<<<<

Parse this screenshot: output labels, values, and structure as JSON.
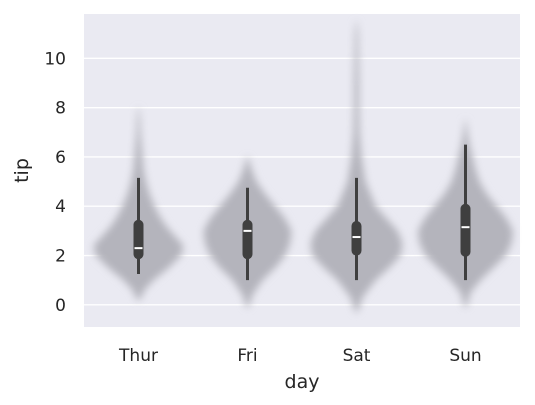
{
  "chart_data": {
    "type": "violin",
    "title": "",
    "xlabel": "day",
    "ylabel": "tip",
    "categories": [
      "Thur",
      "Fri",
      "Sat",
      "Sun"
    ],
    "ylim": [
      -0.9,
      11.8
    ],
    "yticks": [
      0,
      2,
      4,
      6,
      8,
      10
    ],
    "grid": true,
    "colors": {
      "background": "#eaeaf2",
      "grid": "#ffffff",
      "violin": "#b4b4bc",
      "box": "#3f3f3f",
      "median": "#ffffff",
      "text": "#262626"
    },
    "violins": [
      {
        "category": "Thur",
        "density_y": [
          0.2,
          0.6,
          1.0,
          1.5,
          2.0,
          2.4,
          2.8,
          3.2,
          3.6,
          4.0,
          4.5,
          5.0,
          5.5,
          6.0,
          6.5,
          7.0,
          7.5,
          8.0
        ],
        "density_w": [
          0.03,
          0.12,
          0.3,
          0.6,
          0.85,
          0.9,
          0.72,
          0.55,
          0.42,
          0.32,
          0.22,
          0.15,
          0.1,
          0.08,
          0.06,
          0.04,
          0.03,
          0.01
        ],
        "whisker_low": 1.25,
        "q1": 1.85,
        "median": 2.3,
        "q3": 3.45,
        "whisker_high": 5.15
      },
      {
        "category": "Fri",
        "density_y": [
          -0.1,
          0.4,
          1.0,
          1.5,
          2.0,
          2.5,
          3.0,
          3.5,
          4.0,
          4.5,
          5.0,
          5.5,
          6.0
        ],
        "density_w": [
          0.02,
          0.1,
          0.3,
          0.55,
          0.75,
          0.85,
          0.88,
          0.75,
          0.55,
          0.35,
          0.18,
          0.08,
          0.01
        ],
        "whisker_low": 1.0,
        "q1": 1.85,
        "median": 3.0,
        "q3": 3.45,
        "whisker_high": 4.75
      },
      {
        "category": "Sat",
        "density_y": [
          -0.3,
          0.3,
          1.0,
          1.5,
          2.0,
          2.5,
          3.0,
          3.5,
          4.0,
          5.0,
          6.0,
          7.0,
          8.0,
          9.0,
          10.0,
          11.0,
          11.5
        ],
        "density_w": [
          0.02,
          0.12,
          0.38,
          0.65,
          0.88,
          0.92,
          0.82,
          0.6,
          0.38,
          0.18,
          0.1,
          0.06,
          0.05,
          0.05,
          0.04,
          0.03,
          0.01
        ],
        "whisker_low": 1.0,
        "q1": 2.0,
        "median": 2.75,
        "q3": 3.4,
        "whisker_high": 5.15
      },
      {
        "category": "Sun",
        "density_y": [
          -0.1,
          0.5,
          1.0,
          1.5,
          2.0,
          2.5,
          3.0,
          3.5,
          4.0,
          4.5,
          5.0,
          5.5,
          6.0,
          6.5,
          7.0,
          7.5
        ],
        "density_w": [
          0.02,
          0.1,
          0.3,
          0.55,
          0.8,
          0.92,
          0.95,
          0.82,
          0.62,
          0.42,
          0.28,
          0.2,
          0.14,
          0.08,
          0.04,
          0.01
        ],
        "whisker_low": 1.0,
        "q1": 1.95,
        "median": 3.15,
        "q3": 4.1,
        "whisker_high": 6.5
      }
    ]
  }
}
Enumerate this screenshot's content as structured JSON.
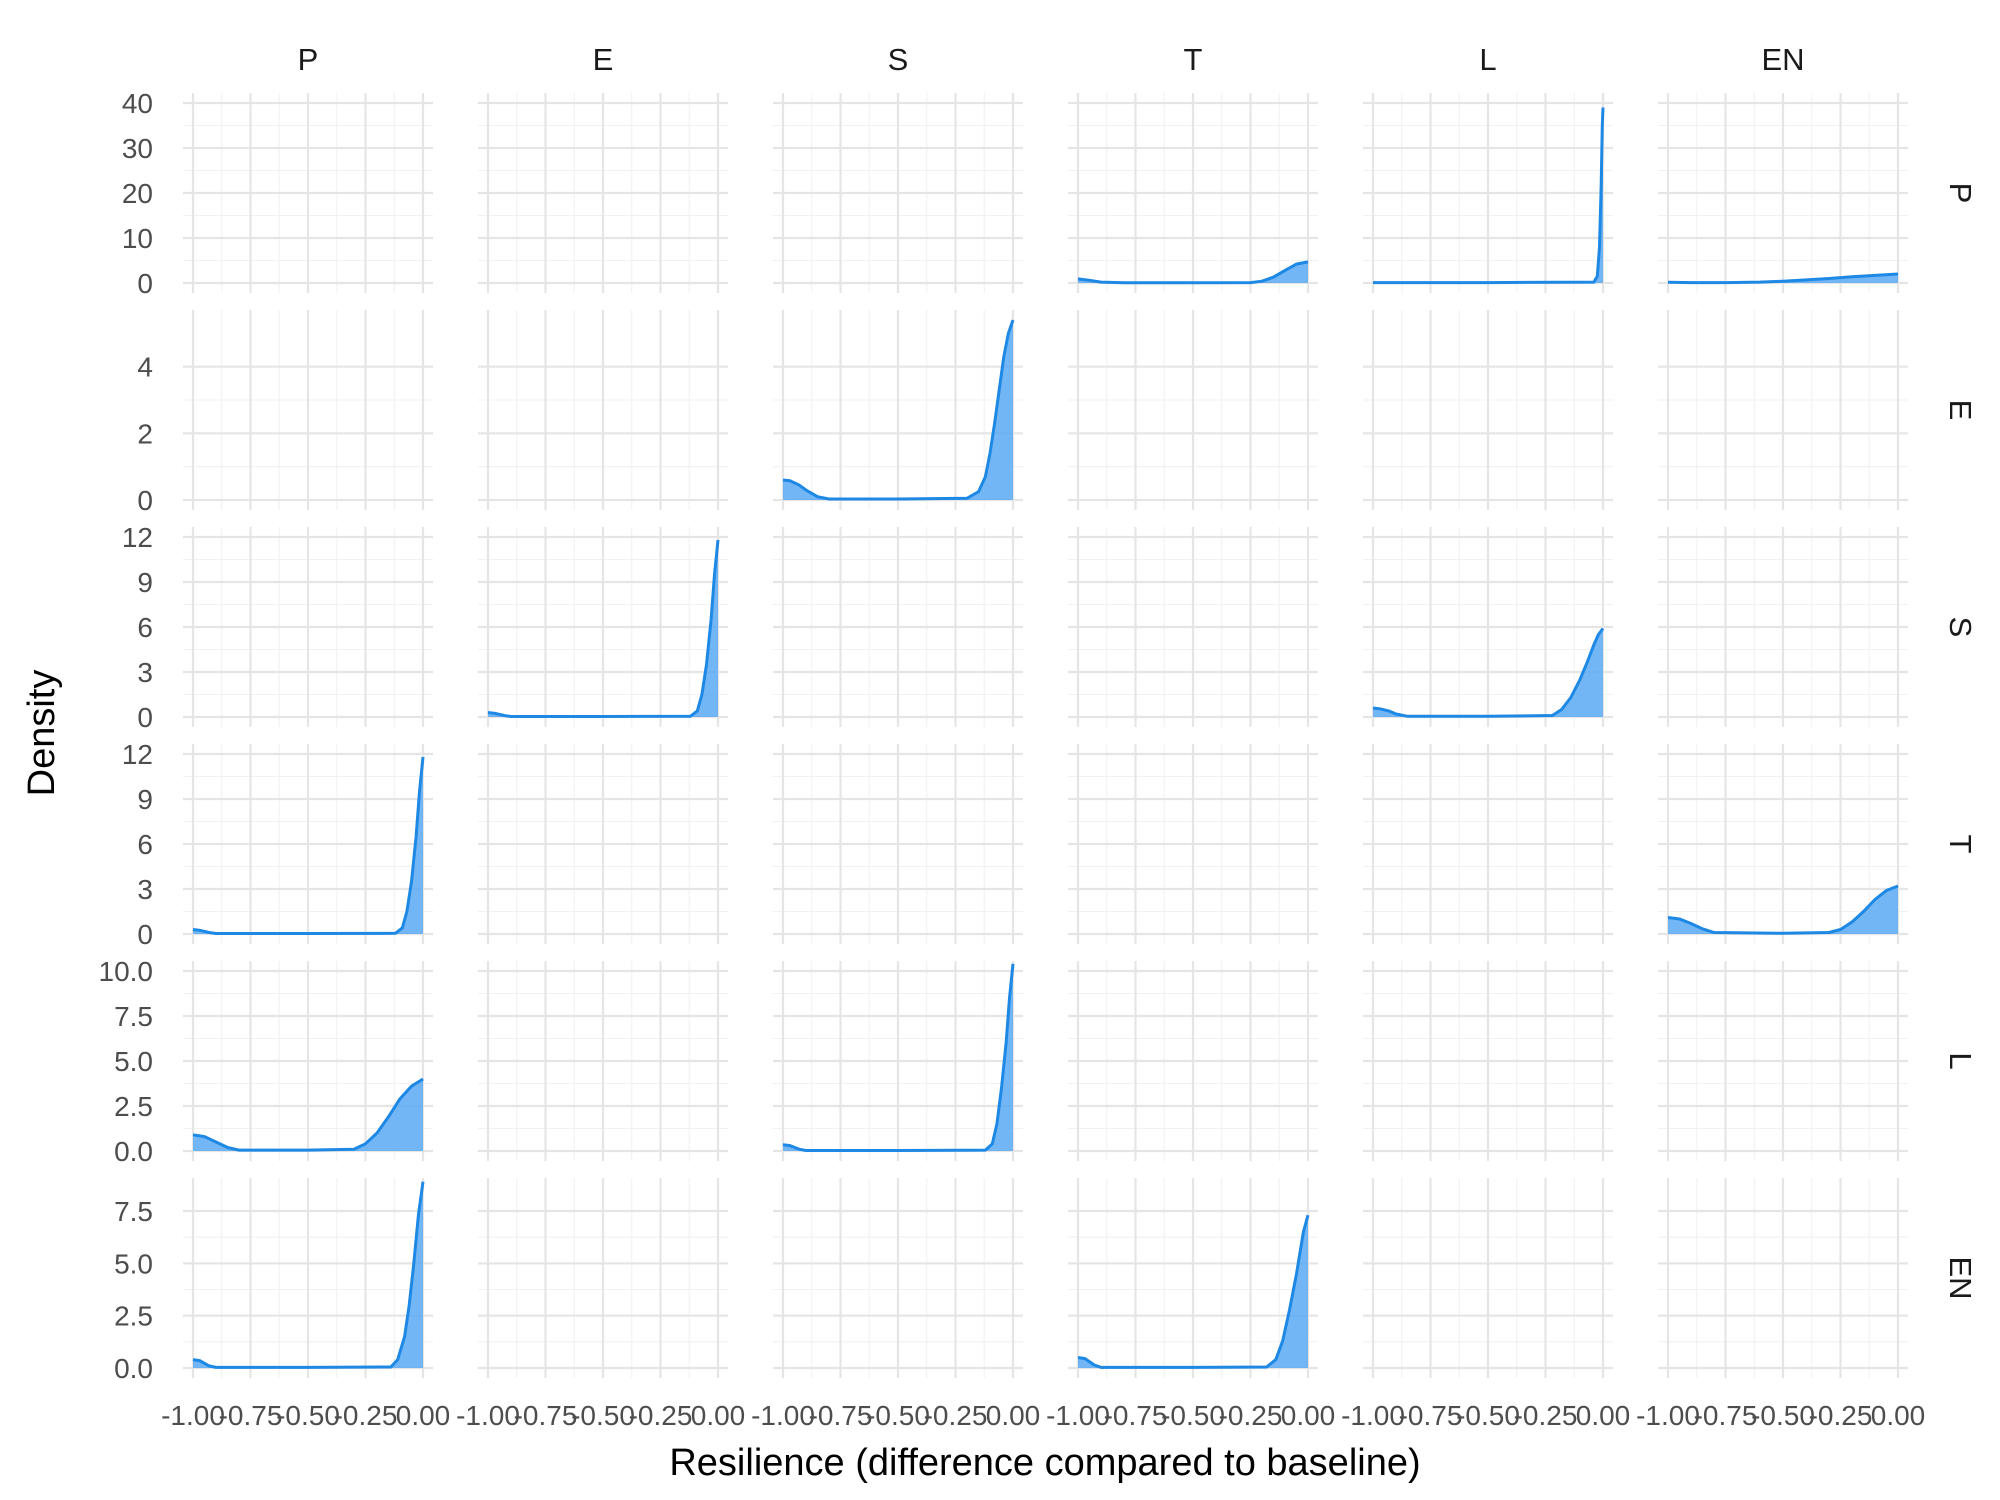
{
  "chart_data": {
    "type": "area",
    "xlabel": "Resilience (difference compared to baseline)",
    "ylabel": "Density",
    "xlim": [
      -1.0,
      0.0
    ],
    "x_ticks": [
      -1.0,
      -0.75,
      -0.5,
      -0.25,
      0.0
    ],
    "x_tick_labels": [
      "-1.00",
      "-0.75",
      "-0.50",
      "-0.25",
      "0.00"
    ],
    "col_labels": [
      "P",
      "E",
      "S",
      "T",
      "L",
      "EN"
    ],
    "row_labels": [
      "P",
      "E",
      "S",
      "T",
      "L",
      "EN"
    ],
    "grid": true,
    "fill_color": "#5aa9f5",
    "line_color": "#1e88e5",
    "rows": [
      {
        "label": "P",
        "ylim": [
          0,
          40
        ],
        "y_ticks": [
          0,
          10,
          20,
          30,
          40
        ],
        "y_tick_labels": [
          "0",
          "10",
          "20",
          "30",
          "40"
        ]
      },
      {
        "label": "E",
        "ylim": [
          0,
          5.4
        ],
        "y_ticks": [
          0,
          2,
          4
        ],
        "y_tick_labels": [
          "0",
          "2",
          "4"
        ]
      },
      {
        "label": "S",
        "ylim": [
          0,
          12
        ],
        "y_ticks": [
          0,
          3,
          6,
          9,
          12
        ],
        "y_tick_labels": [
          "0",
          "3",
          "6",
          "9",
          "12"
        ]
      },
      {
        "label": "T",
        "ylim": [
          0,
          12
        ],
        "y_ticks": [
          0,
          3,
          6,
          9,
          12
        ],
        "y_tick_labels": [
          "0",
          "3",
          "6",
          "9",
          "12"
        ]
      },
      {
        "label": "L",
        "ylim": [
          0,
          10
        ],
        "y_ticks": [
          0,
          2.5,
          5,
          7.5,
          10
        ],
        "y_tick_labels": [
          "0.0",
          "2.5",
          "5.0",
          "7.5",
          "10.0"
        ]
      },
      {
        "label": "EN",
        "ylim": [
          0,
          8.6
        ],
        "y_ticks": [
          0,
          2.5,
          5,
          7.5
        ],
        "y_tick_labels": [
          "0.0",
          "2.5",
          "5.0",
          "7.5"
        ]
      }
    ],
    "panels": [
      {
        "row": 0,
        "col": 3,
        "x": [
          -1.0,
          -0.95,
          -0.9,
          -0.8,
          -0.5,
          -0.25,
          -0.2,
          -0.15,
          -0.1,
          -0.05,
          0.0
        ],
        "y": [
          0.9,
          0.6,
          0.2,
          0.05,
          0.05,
          0.1,
          0.4,
          1.3,
          2.8,
          4.2,
          4.7
        ]
      },
      {
        "row": 0,
        "col": 4,
        "x": [
          -1.0,
          -0.5,
          -0.04,
          -0.025,
          -0.015,
          -0.008,
          -0.003,
          0.0
        ],
        "y": [
          0.1,
          0.1,
          0.2,
          1.5,
          8,
          22,
          35,
          39
        ]
      },
      {
        "row": 0,
        "col": 5,
        "x": [
          -1.0,
          -0.9,
          -0.75,
          -0.6,
          -0.5,
          -0.4,
          -0.3,
          -0.2,
          -0.1,
          0.0
        ],
        "y": [
          0.15,
          0.1,
          0.1,
          0.2,
          0.4,
          0.7,
          1.0,
          1.4,
          1.7,
          2.0
        ]
      },
      {
        "row": 1,
        "col": 2,
        "x": [
          -1.0,
          -0.97,
          -0.93,
          -0.9,
          -0.85,
          -0.8,
          -0.5,
          -0.2,
          -0.15,
          -0.12,
          -0.1,
          -0.08,
          -0.06,
          -0.04,
          -0.02,
          0.0
        ],
        "y": [
          0.6,
          0.58,
          0.45,
          0.3,
          0.1,
          0.03,
          0.03,
          0.05,
          0.25,
          0.7,
          1.4,
          2.3,
          3.3,
          4.3,
          5.0,
          5.4
        ]
      },
      {
        "row": 2,
        "col": 1,
        "x": [
          -1.0,
          -0.97,
          -0.93,
          -0.9,
          -0.5,
          -0.12,
          -0.09,
          -0.07,
          -0.05,
          -0.03,
          -0.015,
          0.0
        ],
        "y": [
          0.3,
          0.25,
          0.1,
          0.03,
          0.03,
          0.05,
          0.4,
          1.5,
          3.5,
          6.5,
          9.5,
          11.8
        ]
      },
      {
        "row": 2,
        "col": 4,
        "x": [
          -1.0,
          -0.97,
          -0.93,
          -0.9,
          -0.85,
          -0.5,
          -0.22,
          -0.18,
          -0.14,
          -0.1,
          -0.07,
          -0.04,
          -0.02,
          0.0
        ],
        "y": [
          0.6,
          0.55,
          0.4,
          0.2,
          0.05,
          0.05,
          0.1,
          0.5,
          1.3,
          2.5,
          3.6,
          4.8,
          5.5,
          5.9
        ]
      },
      {
        "row": 3,
        "col": 0,
        "x": [
          -1.0,
          -0.97,
          -0.93,
          -0.9,
          -0.5,
          -0.12,
          -0.09,
          -0.07,
          -0.05,
          -0.03,
          -0.015,
          0.0
        ],
        "y": [
          0.3,
          0.25,
          0.1,
          0.03,
          0.03,
          0.05,
          0.4,
          1.5,
          3.5,
          6.5,
          9.5,
          11.8
        ]
      },
      {
        "row": 3,
        "col": 5,
        "x": [
          -1.0,
          -0.95,
          -0.9,
          -0.85,
          -0.8,
          -0.5,
          -0.3,
          -0.25,
          -0.2,
          -0.15,
          -0.1,
          -0.05,
          0.0
        ],
        "y": [
          1.1,
          1.0,
          0.7,
          0.35,
          0.1,
          0.05,
          0.1,
          0.3,
          0.8,
          1.5,
          2.3,
          2.9,
          3.2
        ]
      },
      {
        "row": 4,
        "col": 0,
        "x": [
          -1.0,
          -0.95,
          -0.9,
          -0.85,
          -0.8,
          -0.5,
          -0.3,
          -0.25,
          -0.2,
          -0.15,
          -0.1,
          -0.05,
          0.0
        ],
        "y": [
          0.9,
          0.8,
          0.5,
          0.2,
          0.05,
          0.05,
          0.1,
          0.4,
          1.0,
          1.9,
          2.9,
          3.6,
          4.0
        ]
      },
      {
        "row": 4,
        "col": 2,
        "x": [
          -1.0,
          -0.97,
          -0.93,
          -0.9,
          -0.5,
          -0.12,
          -0.09,
          -0.07,
          -0.05,
          -0.03,
          -0.015,
          0.0
        ],
        "y": [
          0.35,
          0.3,
          0.1,
          0.03,
          0.03,
          0.05,
          0.4,
          1.5,
          3.5,
          6.0,
          8.5,
          10.4
        ]
      },
      {
        "row": 5,
        "col": 0,
        "x": [
          -1.0,
          -0.97,
          -0.93,
          -0.9,
          -0.5,
          -0.14,
          -0.11,
          -0.08,
          -0.06,
          -0.04,
          -0.02,
          0.0
        ],
        "y": [
          0.4,
          0.35,
          0.1,
          0.03,
          0.03,
          0.05,
          0.4,
          1.5,
          3.0,
          5.0,
          7.3,
          8.9
        ]
      },
      {
        "row": 5,
        "col": 3,
        "x": [
          -1.0,
          -0.97,
          -0.93,
          -0.9,
          -0.5,
          -0.18,
          -0.14,
          -0.11,
          -0.08,
          -0.05,
          -0.02,
          0.0
        ],
        "y": [
          0.5,
          0.45,
          0.15,
          0.03,
          0.03,
          0.05,
          0.4,
          1.3,
          2.8,
          4.5,
          6.5,
          7.3
        ]
      }
    ]
  }
}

>>>>

## TASK DESCRIPTION
Where a line in the entries holds the word "screenshot", copy that line.

## TASK OUTPUT
Parse this screenshot: output labels, values, and structure as JSON.
Enumerate this screenshot's content as structured JSON.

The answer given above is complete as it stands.